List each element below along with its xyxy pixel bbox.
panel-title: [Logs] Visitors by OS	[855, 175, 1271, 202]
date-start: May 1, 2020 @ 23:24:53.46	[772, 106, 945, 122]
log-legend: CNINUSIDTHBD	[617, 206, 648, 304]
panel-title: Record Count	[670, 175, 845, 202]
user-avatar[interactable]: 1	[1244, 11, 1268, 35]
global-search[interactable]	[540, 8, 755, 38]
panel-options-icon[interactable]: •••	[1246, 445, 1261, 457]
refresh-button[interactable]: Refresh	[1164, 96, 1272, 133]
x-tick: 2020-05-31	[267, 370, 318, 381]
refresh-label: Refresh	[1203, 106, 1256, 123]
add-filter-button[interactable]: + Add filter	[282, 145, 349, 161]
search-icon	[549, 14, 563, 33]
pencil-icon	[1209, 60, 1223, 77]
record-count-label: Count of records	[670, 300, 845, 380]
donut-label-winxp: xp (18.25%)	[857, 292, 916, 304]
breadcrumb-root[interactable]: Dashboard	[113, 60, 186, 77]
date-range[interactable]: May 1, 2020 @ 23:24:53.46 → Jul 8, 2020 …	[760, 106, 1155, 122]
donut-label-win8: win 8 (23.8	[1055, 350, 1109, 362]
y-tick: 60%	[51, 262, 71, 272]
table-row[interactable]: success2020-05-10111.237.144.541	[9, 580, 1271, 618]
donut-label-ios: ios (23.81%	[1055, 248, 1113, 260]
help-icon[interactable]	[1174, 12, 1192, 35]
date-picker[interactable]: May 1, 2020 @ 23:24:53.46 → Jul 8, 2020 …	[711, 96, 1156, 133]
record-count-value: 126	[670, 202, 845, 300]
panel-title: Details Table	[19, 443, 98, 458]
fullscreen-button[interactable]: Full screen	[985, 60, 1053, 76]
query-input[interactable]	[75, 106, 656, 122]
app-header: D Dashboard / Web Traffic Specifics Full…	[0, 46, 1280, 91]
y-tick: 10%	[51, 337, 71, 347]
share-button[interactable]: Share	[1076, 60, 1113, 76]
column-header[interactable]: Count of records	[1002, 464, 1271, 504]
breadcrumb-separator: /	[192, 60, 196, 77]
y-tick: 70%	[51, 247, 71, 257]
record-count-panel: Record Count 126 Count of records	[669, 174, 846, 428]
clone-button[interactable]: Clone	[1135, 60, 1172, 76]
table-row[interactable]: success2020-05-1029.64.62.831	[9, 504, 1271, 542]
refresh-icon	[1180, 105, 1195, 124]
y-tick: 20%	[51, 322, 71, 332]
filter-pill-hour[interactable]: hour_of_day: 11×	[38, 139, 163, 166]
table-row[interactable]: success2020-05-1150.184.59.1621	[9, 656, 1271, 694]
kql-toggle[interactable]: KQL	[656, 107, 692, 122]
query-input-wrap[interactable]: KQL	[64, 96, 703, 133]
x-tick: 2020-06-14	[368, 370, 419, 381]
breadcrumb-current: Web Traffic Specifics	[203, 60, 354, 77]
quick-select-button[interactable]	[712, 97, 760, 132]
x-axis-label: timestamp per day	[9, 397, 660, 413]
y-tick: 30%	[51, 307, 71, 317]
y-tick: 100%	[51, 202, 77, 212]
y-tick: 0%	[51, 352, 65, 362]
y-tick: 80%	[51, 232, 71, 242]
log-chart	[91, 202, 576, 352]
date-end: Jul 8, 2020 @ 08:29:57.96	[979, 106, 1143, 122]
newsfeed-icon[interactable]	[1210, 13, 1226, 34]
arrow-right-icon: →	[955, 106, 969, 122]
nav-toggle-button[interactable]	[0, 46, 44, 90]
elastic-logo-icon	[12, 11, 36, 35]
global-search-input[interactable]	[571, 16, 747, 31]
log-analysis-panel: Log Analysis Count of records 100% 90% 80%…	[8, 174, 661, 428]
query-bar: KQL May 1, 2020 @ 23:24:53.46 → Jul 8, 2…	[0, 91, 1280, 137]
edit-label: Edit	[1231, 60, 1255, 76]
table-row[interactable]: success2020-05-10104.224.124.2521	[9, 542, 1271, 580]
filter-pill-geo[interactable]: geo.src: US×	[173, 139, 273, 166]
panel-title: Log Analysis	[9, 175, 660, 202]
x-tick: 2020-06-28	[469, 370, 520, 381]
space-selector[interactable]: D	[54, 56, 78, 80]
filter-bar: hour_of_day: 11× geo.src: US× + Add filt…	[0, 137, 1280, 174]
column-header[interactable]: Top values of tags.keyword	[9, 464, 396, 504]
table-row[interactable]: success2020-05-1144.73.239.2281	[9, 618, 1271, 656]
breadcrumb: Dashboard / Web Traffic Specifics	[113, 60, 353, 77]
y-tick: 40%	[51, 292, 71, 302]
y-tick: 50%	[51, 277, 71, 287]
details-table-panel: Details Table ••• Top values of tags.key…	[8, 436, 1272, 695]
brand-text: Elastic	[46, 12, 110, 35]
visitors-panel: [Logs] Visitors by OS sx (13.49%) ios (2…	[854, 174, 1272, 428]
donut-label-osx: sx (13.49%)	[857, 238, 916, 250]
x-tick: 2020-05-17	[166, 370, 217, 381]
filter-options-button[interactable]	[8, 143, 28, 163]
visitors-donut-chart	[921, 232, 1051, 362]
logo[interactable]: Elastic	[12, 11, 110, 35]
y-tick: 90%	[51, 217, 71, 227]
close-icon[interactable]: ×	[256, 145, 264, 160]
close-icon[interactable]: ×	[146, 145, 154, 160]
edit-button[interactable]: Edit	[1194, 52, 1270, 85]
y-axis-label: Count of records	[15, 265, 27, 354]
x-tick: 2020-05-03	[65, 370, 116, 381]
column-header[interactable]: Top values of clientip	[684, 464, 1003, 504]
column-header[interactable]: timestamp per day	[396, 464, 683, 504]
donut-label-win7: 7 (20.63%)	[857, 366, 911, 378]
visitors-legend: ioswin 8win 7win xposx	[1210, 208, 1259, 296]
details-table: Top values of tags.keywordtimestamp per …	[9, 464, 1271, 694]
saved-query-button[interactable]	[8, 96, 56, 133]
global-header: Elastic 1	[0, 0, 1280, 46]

_ _ _ _

Reproduce the material from its first line through the line holding "262, 71, 272]", inclusive, changing "Dashboard" to "Home" and leaving everything else unchanged.

List each element below along with its xyxy pixel bbox.
panel-title: [Logs] Visitors by OS	[855, 175, 1271, 202]
date-start: May 1, 2020 @ 23:24:53.46	[772, 106, 945, 122]
log-legend: CNINUSIDTHBD	[617, 206, 648, 304]
panel-title: Record Count	[670, 175, 845, 202]
user-avatar[interactable]: 1	[1244, 11, 1268, 35]
global-search[interactable]	[540, 8, 755, 38]
panel-options-icon[interactable]: •••	[1246, 445, 1261, 457]
refresh-button[interactable]: Refresh	[1164, 96, 1272, 133]
x-tick: 2020-05-31	[267, 370, 318, 381]
refresh-label: Refresh	[1203, 106, 1256, 123]
add-filter-button[interactable]: + Add filter	[282, 145, 349, 161]
search-icon	[549, 14, 563, 33]
pencil-icon	[1209, 60, 1223, 77]
record-count-label: Count of records	[670, 300, 845, 380]
donut-label-winxp: xp (18.25%)	[857, 292, 916, 304]
breadcrumb-root[interactable]: Home	[113, 60, 186, 77]
date-range[interactable]: May 1, 2020 @ 23:24:53.46 → Jul 8, 2020 …	[760, 106, 1155, 122]
donut-label-win8: win 8 (23.8	[1055, 350, 1109, 362]
y-tick: 60%	[51, 262, 71, 272]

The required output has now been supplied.